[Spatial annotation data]
★ ★ ★

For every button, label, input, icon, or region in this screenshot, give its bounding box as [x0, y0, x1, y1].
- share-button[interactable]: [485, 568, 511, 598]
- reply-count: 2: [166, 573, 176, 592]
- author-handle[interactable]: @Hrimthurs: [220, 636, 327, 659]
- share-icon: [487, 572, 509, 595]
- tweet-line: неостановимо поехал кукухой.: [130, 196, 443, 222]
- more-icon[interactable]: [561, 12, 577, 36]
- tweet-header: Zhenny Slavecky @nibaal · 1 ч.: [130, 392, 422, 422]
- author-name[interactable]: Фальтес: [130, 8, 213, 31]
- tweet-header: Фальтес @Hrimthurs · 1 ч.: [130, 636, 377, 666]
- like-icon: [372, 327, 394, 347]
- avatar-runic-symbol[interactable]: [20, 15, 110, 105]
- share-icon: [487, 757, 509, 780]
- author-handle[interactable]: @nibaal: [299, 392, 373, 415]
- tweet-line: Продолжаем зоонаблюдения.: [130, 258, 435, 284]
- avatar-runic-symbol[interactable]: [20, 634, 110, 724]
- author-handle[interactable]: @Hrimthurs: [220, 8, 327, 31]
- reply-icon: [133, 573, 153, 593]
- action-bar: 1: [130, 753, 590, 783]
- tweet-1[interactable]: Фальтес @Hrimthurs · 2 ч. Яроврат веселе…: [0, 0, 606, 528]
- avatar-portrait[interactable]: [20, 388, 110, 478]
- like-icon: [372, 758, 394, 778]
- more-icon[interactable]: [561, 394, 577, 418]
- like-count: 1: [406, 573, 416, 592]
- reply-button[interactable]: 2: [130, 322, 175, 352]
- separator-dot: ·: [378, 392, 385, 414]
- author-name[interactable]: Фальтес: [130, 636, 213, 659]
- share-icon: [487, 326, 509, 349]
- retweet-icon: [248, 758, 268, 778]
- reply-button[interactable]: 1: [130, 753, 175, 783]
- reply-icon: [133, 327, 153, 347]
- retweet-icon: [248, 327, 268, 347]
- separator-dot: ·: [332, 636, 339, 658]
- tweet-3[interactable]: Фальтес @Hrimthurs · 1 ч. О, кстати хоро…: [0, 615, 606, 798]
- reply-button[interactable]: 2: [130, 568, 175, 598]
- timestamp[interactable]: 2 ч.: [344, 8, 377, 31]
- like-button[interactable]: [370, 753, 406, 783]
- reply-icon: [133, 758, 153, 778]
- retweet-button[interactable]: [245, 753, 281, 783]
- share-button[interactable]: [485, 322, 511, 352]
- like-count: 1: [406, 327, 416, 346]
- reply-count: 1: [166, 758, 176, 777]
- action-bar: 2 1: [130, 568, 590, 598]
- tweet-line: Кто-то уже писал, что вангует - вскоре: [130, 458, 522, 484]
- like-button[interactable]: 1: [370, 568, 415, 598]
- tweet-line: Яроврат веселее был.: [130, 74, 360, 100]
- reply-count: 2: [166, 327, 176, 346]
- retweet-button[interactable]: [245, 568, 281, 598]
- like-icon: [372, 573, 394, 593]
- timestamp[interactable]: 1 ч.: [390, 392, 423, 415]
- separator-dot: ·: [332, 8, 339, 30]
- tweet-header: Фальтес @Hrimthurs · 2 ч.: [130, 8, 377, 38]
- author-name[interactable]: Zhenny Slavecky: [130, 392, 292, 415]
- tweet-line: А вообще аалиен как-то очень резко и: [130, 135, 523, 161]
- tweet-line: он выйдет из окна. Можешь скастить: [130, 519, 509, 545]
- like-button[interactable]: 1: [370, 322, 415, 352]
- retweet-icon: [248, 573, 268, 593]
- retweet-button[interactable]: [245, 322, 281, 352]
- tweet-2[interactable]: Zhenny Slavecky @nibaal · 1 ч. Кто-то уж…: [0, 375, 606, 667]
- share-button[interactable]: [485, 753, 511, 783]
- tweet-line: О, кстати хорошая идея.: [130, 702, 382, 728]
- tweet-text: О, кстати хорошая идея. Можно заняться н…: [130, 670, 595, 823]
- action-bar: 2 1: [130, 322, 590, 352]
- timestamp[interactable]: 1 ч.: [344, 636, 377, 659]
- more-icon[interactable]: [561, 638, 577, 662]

★ ★ ★

*WRITTEN EXERCISE*
Print all of the data above again, with every line exactly as it appears.

*RESULT*
For every button, label, input, icon, or region in this screenshot, give its bounding box as [x0, y0, x1, y1].
- share-button[interactable]: [485, 568, 511, 598]
- reply-count: 2: [166, 573, 176, 592]
- author-handle[interactable]: @Hrimthurs: [220, 636, 327, 659]
- share-icon: [487, 572, 509, 595]
- tweet-line: неостановимо поехал кукухой.: [130, 196, 443, 222]
- more-icon[interactable]: [561, 12, 577, 36]
- tweet-header: Zhenny Slavecky @nibaal · 1 ч.: [130, 392, 422, 422]
- author-name[interactable]: Фальтес: [130, 8, 213, 31]
- tweet-header: Фальтес @Hrimthurs · 1 ч.: [130, 636, 377, 666]
- like-icon: [372, 327, 394, 347]
- avatar-runic-symbol[interactable]: [20, 15, 110, 105]
- share-icon: [487, 757, 509, 780]
- author-handle[interactable]: @nibaal: [299, 392, 373, 415]
- tweet-line: Продолжаем зоонаблюдения.: [130, 258, 435, 284]
- avatar-runic-symbol[interactable]: [20, 634, 110, 724]
- author-handle[interactable]: @Hrimthurs: [220, 8, 327, 31]
- reply-icon: [133, 573, 153, 593]
- action-bar: 1: [130, 753, 590, 783]
- tweet-1[interactable]: Фальтес @Hrimthurs · 2 ч. Яроврат веселе…: [0, 0, 606, 528]
- avatar-portrait[interactable]: [20, 388, 110, 478]
- like-icon: [372, 758, 394, 778]
- more-icon[interactable]: [561, 394, 577, 418]
- like-count: 1: [406, 573, 416, 592]
- reply-button[interactable]: 2: [130, 322, 175, 352]
- separator-dot: ·: [378, 392, 385, 414]
- author-name[interactable]: Фальтес: [130, 636, 213, 659]
- share-icon: [487, 326, 509, 349]
- retweet-icon: [248, 758, 268, 778]
- reply-button[interactable]: 1: [130, 753, 175, 783]
- reply-icon: [133, 327, 153, 347]
- retweet-icon: [248, 327, 268, 347]
- separator-dot: ·: [332, 636, 339, 658]
- tweet-3[interactable]: Фальтес @Hrimthurs · 1 ч. О, кстати хоро…: [0, 615, 606, 798]
- reply-button[interactable]: 2: [130, 568, 175, 598]
- timestamp[interactable]: 2 ч.: [344, 8, 377, 31]
- like-button[interactable]: [370, 753, 406, 783]
- reply-icon: [133, 758, 153, 778]
- retweet-button[interactable]: [245, 753, 281, 783]
- share-button[interactable]: [485, 322, 511, 352]
- like-count: 1: [406, 327, 416, 346]
- reply-count: 1: [166, 758, 176, 777]
- action-bar: 2 1: [130, 568, 590, 598]
- tweet-line: Кто-то уже писал, что вангует - вскоре: [130, 458, 522, 484]
- like-button[interactable]: 1: [370, 568, 415, 598]
- tweet-line: Яроврат веселее был.: [130, 74, 360, 100]
- reply-count: 2: [166, 327, 176, 346]
- retweet-button[interactable]: [245, 568, 281, 598]
- like-icon: [372, 573, 394, 593]
- timestamp[interactable]: 1 ч.: [390, 392, 423, 415]
- separator-dot: ·: [332, 8, 339, 30]
- tweet-header: Фальтес @Hrimthurs · 2 ч.: [130, 8, 377, 38]
- author-name[interactable]: Zhenny Slavecky: [130, 392, 292, 415]
- tweet-line: А вообще аалиен как-то очень резко и: [130, 135, 523, 161]
- tweet-line: он выйдет из окна. Можешь скастить: [130, 519, 509, 545]
- like-button[interactable]: 1: [370, 322, 415, 352]
- retweet-icon: [248, 573, 268, 593]
- retweet-button[interactable]: [245, 322, 281, 352]
- tweet-2[interactable]: Zhenny Slavecky @nibaal · 1 ч. Кто-то уж…: [0, 375, 606, 667]
- share-button[interactable]: [485, 753, 511, 783]
- tweet-line: О, кстати хорошая идея.: [130, 702, 382, 728]
- tweet-text: О, кстати хорошая идея. Можно заняться н…: [130, 670, 595, 823]
- action-bar: 2 1: [130, 322, 590, 352]
- timestamp[interactable]: 1 ч.: [344, 636, 377, 659]
- more-icon[interactable]: [561, 638, 577, 662]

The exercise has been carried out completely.